Required work: In the entries below, find the lines that contain the word "VINT" and copy them.

:: Listing

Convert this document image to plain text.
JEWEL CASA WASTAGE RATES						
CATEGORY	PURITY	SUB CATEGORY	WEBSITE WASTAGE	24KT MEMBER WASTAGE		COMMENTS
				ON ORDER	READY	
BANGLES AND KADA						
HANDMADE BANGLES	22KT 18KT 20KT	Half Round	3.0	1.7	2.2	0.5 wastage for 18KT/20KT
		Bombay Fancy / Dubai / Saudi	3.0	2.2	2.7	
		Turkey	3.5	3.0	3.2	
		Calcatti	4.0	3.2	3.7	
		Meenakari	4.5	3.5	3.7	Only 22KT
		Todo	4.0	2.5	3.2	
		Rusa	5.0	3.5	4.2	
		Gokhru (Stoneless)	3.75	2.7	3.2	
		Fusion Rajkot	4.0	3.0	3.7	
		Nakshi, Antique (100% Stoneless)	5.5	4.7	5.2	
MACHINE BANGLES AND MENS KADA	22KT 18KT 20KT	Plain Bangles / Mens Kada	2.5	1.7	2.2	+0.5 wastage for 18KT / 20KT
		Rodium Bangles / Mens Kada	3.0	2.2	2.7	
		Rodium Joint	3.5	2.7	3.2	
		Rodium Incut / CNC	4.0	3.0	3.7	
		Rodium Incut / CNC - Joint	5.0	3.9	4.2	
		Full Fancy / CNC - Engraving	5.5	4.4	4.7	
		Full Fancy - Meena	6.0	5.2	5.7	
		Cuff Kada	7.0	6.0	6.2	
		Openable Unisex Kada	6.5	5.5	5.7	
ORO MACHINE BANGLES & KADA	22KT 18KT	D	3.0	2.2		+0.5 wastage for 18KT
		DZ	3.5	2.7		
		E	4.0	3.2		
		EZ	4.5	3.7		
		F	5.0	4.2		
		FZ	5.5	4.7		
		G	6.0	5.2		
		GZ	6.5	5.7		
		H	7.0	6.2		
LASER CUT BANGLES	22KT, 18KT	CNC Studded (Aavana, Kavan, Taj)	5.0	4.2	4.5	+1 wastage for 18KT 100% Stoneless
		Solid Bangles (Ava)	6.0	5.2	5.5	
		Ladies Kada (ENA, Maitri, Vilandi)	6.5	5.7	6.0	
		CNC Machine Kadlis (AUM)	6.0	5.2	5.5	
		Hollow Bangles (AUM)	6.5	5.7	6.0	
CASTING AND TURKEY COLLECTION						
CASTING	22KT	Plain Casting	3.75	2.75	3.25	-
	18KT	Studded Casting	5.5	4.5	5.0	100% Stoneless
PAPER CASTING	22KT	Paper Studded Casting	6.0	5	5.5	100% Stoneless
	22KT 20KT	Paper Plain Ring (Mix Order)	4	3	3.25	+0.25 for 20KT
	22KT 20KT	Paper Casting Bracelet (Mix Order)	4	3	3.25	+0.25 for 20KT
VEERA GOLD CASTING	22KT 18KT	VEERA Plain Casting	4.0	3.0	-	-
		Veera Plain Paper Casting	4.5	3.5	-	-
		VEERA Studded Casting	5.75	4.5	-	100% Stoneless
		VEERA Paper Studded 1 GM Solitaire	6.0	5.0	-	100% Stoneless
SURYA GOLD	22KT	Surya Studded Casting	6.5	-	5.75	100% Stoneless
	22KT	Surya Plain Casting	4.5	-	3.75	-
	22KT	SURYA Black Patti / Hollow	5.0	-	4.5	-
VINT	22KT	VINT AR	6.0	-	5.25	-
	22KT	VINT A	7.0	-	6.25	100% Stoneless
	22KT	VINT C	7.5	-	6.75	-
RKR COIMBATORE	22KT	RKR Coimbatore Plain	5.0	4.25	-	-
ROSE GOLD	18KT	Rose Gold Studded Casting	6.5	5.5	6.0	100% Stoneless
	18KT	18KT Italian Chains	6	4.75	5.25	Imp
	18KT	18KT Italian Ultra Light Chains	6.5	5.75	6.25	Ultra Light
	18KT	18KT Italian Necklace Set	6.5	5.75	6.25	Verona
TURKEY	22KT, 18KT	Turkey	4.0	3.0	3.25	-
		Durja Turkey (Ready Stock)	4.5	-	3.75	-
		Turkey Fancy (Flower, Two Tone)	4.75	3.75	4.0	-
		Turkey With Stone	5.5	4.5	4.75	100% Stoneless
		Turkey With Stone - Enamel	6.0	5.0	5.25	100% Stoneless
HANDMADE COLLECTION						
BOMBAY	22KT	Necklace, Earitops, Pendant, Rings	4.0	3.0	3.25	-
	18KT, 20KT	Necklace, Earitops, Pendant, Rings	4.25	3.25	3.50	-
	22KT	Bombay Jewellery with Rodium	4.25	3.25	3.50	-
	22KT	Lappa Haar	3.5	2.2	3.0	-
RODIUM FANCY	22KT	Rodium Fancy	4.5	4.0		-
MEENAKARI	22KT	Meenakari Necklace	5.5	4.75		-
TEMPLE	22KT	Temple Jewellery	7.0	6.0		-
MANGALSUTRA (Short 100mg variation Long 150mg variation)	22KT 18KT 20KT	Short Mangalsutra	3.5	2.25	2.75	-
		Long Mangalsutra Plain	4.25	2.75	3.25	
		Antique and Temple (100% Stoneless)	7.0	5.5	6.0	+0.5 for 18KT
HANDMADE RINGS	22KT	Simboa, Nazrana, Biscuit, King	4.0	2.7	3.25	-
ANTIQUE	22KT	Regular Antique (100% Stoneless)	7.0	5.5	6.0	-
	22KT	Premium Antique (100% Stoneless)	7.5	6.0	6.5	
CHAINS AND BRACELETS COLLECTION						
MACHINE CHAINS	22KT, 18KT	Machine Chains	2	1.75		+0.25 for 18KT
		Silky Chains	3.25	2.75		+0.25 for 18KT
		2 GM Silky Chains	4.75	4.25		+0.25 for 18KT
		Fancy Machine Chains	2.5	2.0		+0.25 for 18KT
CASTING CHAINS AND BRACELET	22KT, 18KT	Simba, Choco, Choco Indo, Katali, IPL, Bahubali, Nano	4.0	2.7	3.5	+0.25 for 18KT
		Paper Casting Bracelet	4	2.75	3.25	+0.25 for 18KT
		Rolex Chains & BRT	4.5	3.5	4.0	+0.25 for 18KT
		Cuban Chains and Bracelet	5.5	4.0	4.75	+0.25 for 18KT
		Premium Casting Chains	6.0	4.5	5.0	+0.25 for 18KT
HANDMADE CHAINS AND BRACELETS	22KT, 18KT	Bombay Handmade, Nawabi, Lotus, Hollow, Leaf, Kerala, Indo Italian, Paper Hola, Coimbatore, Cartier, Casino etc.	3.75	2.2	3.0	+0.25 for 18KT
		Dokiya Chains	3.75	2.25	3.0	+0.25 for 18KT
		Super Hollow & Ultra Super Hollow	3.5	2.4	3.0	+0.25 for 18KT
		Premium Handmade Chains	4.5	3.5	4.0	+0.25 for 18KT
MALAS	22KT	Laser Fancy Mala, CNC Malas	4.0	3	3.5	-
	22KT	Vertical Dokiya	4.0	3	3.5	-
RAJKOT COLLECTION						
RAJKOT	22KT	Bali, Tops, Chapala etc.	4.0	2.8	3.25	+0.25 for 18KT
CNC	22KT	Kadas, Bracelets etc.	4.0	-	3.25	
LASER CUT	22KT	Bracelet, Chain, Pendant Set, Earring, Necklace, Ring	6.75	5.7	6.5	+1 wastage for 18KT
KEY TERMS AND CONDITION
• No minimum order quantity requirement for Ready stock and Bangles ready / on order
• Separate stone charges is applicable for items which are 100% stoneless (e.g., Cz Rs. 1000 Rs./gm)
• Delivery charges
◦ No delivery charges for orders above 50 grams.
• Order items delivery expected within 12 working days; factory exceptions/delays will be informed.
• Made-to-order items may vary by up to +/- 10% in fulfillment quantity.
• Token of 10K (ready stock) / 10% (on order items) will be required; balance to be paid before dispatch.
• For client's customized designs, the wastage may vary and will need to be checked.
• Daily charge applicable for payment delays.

::::

Solution for this exercise:
VINT	22KT	VINT AR	6.0	-	5.25	-
	22KT	VINT A	7.0	-	6.25	100% Stoneless
	22KT	VINT C	7.5	-	6.75	-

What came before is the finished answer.